- _Available records_
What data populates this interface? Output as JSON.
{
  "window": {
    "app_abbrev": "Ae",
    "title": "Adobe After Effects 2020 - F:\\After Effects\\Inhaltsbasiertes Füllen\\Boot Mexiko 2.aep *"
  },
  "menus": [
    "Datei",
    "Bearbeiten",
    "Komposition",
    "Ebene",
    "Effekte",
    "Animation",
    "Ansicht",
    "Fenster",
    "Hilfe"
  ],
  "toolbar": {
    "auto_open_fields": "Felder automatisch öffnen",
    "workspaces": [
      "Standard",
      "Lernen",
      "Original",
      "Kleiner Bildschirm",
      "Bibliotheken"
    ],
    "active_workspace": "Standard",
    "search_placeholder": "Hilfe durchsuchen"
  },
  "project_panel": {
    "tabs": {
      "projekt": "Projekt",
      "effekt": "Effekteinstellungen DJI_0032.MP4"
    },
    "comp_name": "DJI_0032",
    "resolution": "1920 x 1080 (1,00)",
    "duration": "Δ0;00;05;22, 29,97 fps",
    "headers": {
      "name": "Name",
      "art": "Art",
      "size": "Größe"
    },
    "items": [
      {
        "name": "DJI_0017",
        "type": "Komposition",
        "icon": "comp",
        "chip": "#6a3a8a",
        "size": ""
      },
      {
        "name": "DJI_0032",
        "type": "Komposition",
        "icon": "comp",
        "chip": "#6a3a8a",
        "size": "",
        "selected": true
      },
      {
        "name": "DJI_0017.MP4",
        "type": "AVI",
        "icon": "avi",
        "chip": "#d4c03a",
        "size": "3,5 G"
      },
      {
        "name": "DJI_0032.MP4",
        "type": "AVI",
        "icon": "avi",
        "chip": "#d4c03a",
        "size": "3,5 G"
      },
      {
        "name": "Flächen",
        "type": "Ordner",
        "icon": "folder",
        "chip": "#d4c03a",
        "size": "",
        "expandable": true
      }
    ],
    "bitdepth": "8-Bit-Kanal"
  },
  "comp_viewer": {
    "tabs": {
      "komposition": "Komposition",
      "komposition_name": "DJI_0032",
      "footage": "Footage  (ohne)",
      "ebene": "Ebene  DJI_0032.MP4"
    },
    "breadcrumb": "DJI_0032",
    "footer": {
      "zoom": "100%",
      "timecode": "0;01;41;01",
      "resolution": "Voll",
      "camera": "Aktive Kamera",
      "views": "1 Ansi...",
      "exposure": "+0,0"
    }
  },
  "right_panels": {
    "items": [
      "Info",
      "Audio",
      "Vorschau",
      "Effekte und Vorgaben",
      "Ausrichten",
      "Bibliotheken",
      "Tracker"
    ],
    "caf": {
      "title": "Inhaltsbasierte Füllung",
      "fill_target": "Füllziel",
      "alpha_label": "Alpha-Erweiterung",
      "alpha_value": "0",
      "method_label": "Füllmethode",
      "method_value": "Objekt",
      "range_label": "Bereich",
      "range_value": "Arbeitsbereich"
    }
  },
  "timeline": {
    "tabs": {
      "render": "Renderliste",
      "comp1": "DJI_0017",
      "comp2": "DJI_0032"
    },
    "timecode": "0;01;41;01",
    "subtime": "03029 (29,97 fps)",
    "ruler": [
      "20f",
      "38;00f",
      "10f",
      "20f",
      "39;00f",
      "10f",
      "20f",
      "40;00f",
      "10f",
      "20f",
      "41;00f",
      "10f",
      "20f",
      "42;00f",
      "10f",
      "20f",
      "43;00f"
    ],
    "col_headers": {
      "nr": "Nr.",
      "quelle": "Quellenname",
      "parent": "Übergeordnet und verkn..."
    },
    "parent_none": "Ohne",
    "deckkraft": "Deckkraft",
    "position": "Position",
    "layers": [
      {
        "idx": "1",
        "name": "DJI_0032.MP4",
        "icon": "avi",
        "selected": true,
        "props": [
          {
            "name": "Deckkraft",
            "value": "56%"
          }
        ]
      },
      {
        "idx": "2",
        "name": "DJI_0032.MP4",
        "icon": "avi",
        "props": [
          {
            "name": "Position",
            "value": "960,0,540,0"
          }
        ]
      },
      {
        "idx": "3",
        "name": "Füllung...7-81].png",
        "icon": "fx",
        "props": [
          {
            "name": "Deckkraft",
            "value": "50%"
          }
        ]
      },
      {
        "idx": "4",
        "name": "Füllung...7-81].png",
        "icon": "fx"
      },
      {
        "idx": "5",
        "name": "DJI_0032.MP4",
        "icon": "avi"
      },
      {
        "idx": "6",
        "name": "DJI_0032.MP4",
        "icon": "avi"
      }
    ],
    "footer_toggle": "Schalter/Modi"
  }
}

- _Direction_
Retype every record above exactly as it appears.

- _Written solution_
What data populates this interface? Output as JSON.
{
  "window": {
    "app_abbrev": "Ae",
    "title": "Adobe After Effects 2020 - F:\\After Effects\\Inhaltsbasiertes Füllen\\Boot Mexiko 2.aep *"
  },
  "menus": [
    "Datei",
    "Bearbeiten",
    "Komposition",
    "Ebene",
    "Effekte",
    "Animation",
    "Ansicht",
    "Fenster",
    "Hilfe"
  ],
  "toolbar": {
    "auto_open_fields": "Felder automatisch öffnen",
    "workspaces": [
      "Standard",
      "Lernen",
      "Original",
      "Kleiner Bildschirm",
      "Bibliotheken"
    ],
    "active_workspace": "Standard",
    "search_placeholder": "Hilfe durchsuchen"
  },
  "project_panel": {
    "tabs": {
      "projekt": "Projekt",
      "effekt": "Effekteinstellungen DJI_0032.MP4"
    },
    "comp_name": "DJI_0032",
    "resolution": "1920 x 1080 (1,00)",
    "duration": "Δ0;00;05;22, 29,97 fps",
    "headers": {
      "name": "Name",
      "art": "Art",
      "size": "Größe"
    },
    "items": [
      {
        "name": "DJI_0017",
        "type": "Komposition",
        "icon": "comp",
        "chip": "#6a3a8a",
        "size": ""
      },
      {
        "name": "DJI_0032",
        "type": "Komposition",
        "icon": "comp",
        "chip": "#6a3a8a",
        "size": "",
        "selected": true
      },
      {
        "name": "DJI_0017.MP4",
        "type": "AVI",
        "icon": "avi",
        "chip": "#d4c03a",
        "size": "3,5 G"
      },
      {
        "name": "DJI_0032.MP4",
        "type": "AVI",
        "icon": "avi",
        "chip": "#d4c03a",
        "size": "3,5 G"
      },
      {
        "name": "Flächen",
        "type": "Ordner",
        "icon": "folder",
        "chip": "#d4c03a",
        "size": "",
        "expandable": true
      }
    ],
    "bitdepth": "8-Bit-Kanal"
  },
  "comp_viewer": {
    "tabs": {
      "komposition": "Komposition",
      "komposition_name": "DJI_0032",
      "footage": "Footage  (ohne)",
      "ebene": "Ebene  DJI_0032.MP4"
    },
    "breadcrumb": "DJI_0032",
    "footer": {
      "zoom": "100%",
      "timecode": "0;01;41;01",
      "resolution": "Voll",
      "camera": "Aktive Kamera",
      "views": "1 Ansi...",
      "exposure": "+0,0"
    }
  },
  "right_panels": {
    "items": [
      "Info",
      "Audio",
      "Vorschau",
      "Effekte und Vorgaben",
      "Ausrichten",
      "Bibliotheken",
      "Tracker"
    ],
    "caf": {
      "title": "Inhaltsbasierte Füllung",
      "fill_target": "Füllziel",
      "alpha_label": "Alpha-Erweiterung",
      "alpha_value": "0",
      "method_label": "Füllmethode",
      "method_value": "Objekt",
      "range_label": "Bereich",
      "range_value": "Arbeitsbereich"
    }
  },
  "timeline": {
    "tabs": {
      "render": "Renderliste",
      "comp1": "DJI_0017",
      "comp2": "DJI_0032"
    },
    "timecode": "0;01;41;01",
    "subtime": "03029 (29,97 fps)",
    "ruler": [
      "20f",
      "38;00f",
      "10f",
      "20f",
      "39;00f",
      "10f",
      "20f",
      "40;00f",
      "10f",
      "20f",
      "41;00f",
      "10f",
      "20f",
      "42;00f",
      "10f",
      "20f",
      "43;00f"
    ],
    "col_headers": {
      "nr": "Nr.",
      "quelle": "Quellenname",
      "parent": "Übergeordnet und verkn..."
    },
    "parent_none": "Ohne",
    "deckkraft": "Deckkraft",
    "position": "Position",
    "layers": [
      {
        "idx": "1",
        "name": "DJI_0032.MP4",
        "icon": "avi",
        "selected": true,
        "props": [
          {
            "name": "Deckkraft",
            "value": "56%"
          }
        ]
      },
      {
        "idx": "2",
        "name": "DJI_0032.MP4",
        "icon": "avi",
        "props": [
          {
            "name": "Position",
            "value": "960,0,540,0"
          }
        ]
      },
      {
        "idx": "3",
        "name": "Füllung...7-81].png",
        "icon": "fx",
        "props": [
          {
            "name": "Deckkraft",
            "value": "50%"
          }
        ]
      },
      {
        "idx": "4",
        "name": "Füllung...7-81].png",
        "icon": "fx"
      },
      {
        "idx": "5",
        "name": "DJI_0032.MP4",
        "icon": "avi"
      },
      {
        "idx": "6",
        "name": "DJI_0032.MP4",
        "icon": "avi"
      }
    ],
    "footer_toggle": "Schalter/Modi"
  }
}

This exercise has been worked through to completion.